- _Required work_:
Reproduce all of the data word for word.

# # # #

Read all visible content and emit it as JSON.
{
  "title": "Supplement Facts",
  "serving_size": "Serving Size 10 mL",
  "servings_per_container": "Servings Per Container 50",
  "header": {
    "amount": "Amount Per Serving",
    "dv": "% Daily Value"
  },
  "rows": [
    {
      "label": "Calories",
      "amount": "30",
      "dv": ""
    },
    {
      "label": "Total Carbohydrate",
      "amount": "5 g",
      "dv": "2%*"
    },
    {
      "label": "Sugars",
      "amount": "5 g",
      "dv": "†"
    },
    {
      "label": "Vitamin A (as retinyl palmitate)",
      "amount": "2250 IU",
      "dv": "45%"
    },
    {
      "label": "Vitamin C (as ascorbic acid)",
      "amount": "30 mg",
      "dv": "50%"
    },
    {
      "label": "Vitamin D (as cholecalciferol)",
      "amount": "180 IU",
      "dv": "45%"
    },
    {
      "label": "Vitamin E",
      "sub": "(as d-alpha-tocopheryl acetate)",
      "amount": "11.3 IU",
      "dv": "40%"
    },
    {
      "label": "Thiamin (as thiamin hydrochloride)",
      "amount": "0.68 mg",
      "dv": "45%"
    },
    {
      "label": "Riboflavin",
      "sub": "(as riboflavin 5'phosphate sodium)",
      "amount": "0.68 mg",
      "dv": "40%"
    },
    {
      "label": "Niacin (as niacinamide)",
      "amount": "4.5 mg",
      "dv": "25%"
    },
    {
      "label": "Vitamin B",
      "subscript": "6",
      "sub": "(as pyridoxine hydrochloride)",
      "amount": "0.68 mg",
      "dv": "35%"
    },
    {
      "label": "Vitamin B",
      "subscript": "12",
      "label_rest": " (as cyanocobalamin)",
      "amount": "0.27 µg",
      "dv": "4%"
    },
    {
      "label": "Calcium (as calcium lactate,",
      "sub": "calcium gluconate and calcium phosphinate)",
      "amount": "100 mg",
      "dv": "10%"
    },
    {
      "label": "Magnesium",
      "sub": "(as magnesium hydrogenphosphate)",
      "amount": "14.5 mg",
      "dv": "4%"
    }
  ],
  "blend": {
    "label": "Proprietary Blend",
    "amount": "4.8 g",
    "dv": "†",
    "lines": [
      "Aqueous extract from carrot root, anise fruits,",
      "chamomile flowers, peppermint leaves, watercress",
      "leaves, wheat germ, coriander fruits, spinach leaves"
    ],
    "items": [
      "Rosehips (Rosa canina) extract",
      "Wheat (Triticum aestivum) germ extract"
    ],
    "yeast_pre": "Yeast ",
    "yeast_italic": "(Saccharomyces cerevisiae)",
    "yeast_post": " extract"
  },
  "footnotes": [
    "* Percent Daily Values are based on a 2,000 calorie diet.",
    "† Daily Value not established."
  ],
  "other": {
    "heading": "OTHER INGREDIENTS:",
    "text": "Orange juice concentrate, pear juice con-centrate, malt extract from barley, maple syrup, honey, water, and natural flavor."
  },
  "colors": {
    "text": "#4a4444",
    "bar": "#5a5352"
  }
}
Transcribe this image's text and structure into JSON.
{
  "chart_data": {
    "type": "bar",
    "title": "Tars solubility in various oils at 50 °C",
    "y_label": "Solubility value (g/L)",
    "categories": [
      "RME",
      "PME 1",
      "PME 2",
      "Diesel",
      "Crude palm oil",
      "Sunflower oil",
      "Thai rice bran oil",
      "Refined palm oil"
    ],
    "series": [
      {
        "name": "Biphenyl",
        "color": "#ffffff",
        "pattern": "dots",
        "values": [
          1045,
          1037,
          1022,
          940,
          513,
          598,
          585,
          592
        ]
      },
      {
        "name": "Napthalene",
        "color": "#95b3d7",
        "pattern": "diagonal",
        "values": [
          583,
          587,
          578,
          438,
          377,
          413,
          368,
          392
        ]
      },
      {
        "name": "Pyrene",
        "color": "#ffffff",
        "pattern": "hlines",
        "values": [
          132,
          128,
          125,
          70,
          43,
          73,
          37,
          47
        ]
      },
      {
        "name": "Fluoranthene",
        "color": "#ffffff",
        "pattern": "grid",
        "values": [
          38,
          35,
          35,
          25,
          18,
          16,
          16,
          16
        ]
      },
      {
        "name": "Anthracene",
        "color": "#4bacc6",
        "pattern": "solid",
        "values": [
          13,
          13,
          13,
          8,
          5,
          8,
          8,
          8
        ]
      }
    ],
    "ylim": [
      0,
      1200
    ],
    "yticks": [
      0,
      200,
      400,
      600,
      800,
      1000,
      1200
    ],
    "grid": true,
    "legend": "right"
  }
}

# # # #

- _Result of this exercise_:
Read all visible content and emit it as JSON.
{
  "title": "Supplement Facts",
  "serving_size": "Serving Size 10 mL",
  "servings_per_container": "Servings Per Container 50",
  "header": {
    "amount": "Amount Per Serving",
    "dv": "% Daily Value"
  },
  "rows": [
    {
      "label": "Calories",
      "amount": "30",
      "dv": ""
    },
    {
      "label": "Total Carbohydrate",
      "amount": "5 g",
      "dv": "2%*"
    },
    {
      "label": "Sugars",
      "amount": "5 g",
      "dv": "†"
    },
    {
      "label": "Vitamin A (as retinyl palmitate)",
      "amount": "2250 IU",
      "dv": "45%"
    },
    {
      "label": "Vitamin C (as ascorbic acid)",
      "amount": "30 mg",
      "dv": "50%"
    },
    {
      "label": "Vitamin D (as cholecalciferol)",
      "amount": "180 IU",
      "dv": "45%"
    },
    {
      "label": "Vitamin E",
      "sub": "(as d-alpha-tocopheryl acetate)",
      "amount": "11.3 IU",
      "dv": "40%"
    },
    {
      "label": "Thiamin (as thiamin hydrochloride)",
      "amount": "0.68 mg",
      "dv": "45%"
    },
    {
      "label": "Riboflavin",
      "sub": "(as riboflavin 5'phosphate sodium)",
      "amount": "0.68 mg",
      "dv": "40%"
    },
    {
      "label": "Niacin (as niacinamide)",
      "amount": "4.5 mg",
      "dv": "25%"
    },
    {
      "label": "Vitamin B",
      "subscript": "6",
      "sub": "(as pyridoxine hydrochloride)",
      "amount": "0.68 mg",
      "dv": "35%"
    },
    {
      "label": "Vitamin B",
      "subscript": "12",
      "label_rest": " (as cyanocobalamin)",
      "amount": "0.27 µg",
      "dv": "4%"
    },
    {
      "label": "Calcium (as calcium lactate,",
      "sub": "calcium gluconate and calcium phosphinate)",
      "amount": "100 mg",
      "dv": "10%"
    },
    {
      "label": "Magnesium",
      "sub": "(as magnesium hydrogenphosphate)",
      "amount": "14.5 mg",
      "dv": "4%"
    }
  ],
  "blend": {
    "label": "Proprietary Blend",
    "amount": "4.8 g",
    "dv": "†",
    "lines": [
      "Aqueous extract from carrot root, anise fruits,",
      "chamomile flowers, peppermint leaves, watercress",
      "leaves, wheat germ, coriander fruits, spinach leaves"
    ],
    "items": [
      "Rosehips (Rosa canina) extract",
      "Wheat (Triticum aestivum) germ extract"
    ],
    "yeast_pre": "Yeast ",
    "yeast_italic": "(Saccharomyces cerevisiae)",
    "yeast_post": " extract"
  },
  "footnotes": [
    "* Percent Daily Values are based on a 2,000 calorie diet.",
    "† Daily Value not established."
  ],
  "other": {
    "heading": "OTHER INGREDIENTS:",
    "text": "Orange juice concentrate, pear juice con-centrate, malt extract from barley, maple syrup, honey, water, and natural flavor."
  },
  "colors": {
    "text": "#4a4444",
    "bar": "#5a5352"
  }
}
Transcribe this image's text and structure into JSON.
{
  "chart_data": {
    "type": "bar",
    "title": "Tars solubility in various oils at 50 °C",
    "y_label": "Solubility value (g/L)",
    "categories": [
      "RME",
      "PME 1",
      "PME 2",
      "Diesel",
      "Crude palm oil",
      "Sunflower oil",
      "Thai rice bran oil",
      "Refined palm oil"
    ],
    "series": [
      {
        "name": "Biphenyl",
        "color": "#ffffff",
        "pattern": "dots",
        "values": [
          1045,
          1037,
          1022,
          940,
          513,
          598,
          585,
          592
        ]
      },
      {
        "name": "Napthalene",
        "color": "#95b3d7",
        "pattern": "diagonal",
        "values": [
          583,
          587,
          578,
          438,
          377,
          413,
          368,
          392
        ]
      },
      {
        "name": "Pyrene",
        "color": "#ffffff",
        "pattern": "hlines",
        "values": [
          132,
          128,
          125,
          70,
          43,
          73,
          37,
          47
        ]
      },
      {
        "name": "Fluoranthene",
        "color": "#ffffff",
        "pattern": "grid",
        "values": [
          38,
          35,
          35,
          25,
          18,
          16,
          16,
          16
        ]
      },
      {
        "name": "Anthracene",
        "color": "#4bacc6",
        "pattern": "solid",
        "values": [
          13,
          13,
          13,
          8,
          5,
          8,
          8,
          8
        ]
      }
    ],
    "ylim": [
      0,
      1200
    ],
    "yticks": [
      0,
      200,
      400,
      600,
      800,
      1000,
      1200
    ],
    "grid": true,
    "legend": "right"
  }
}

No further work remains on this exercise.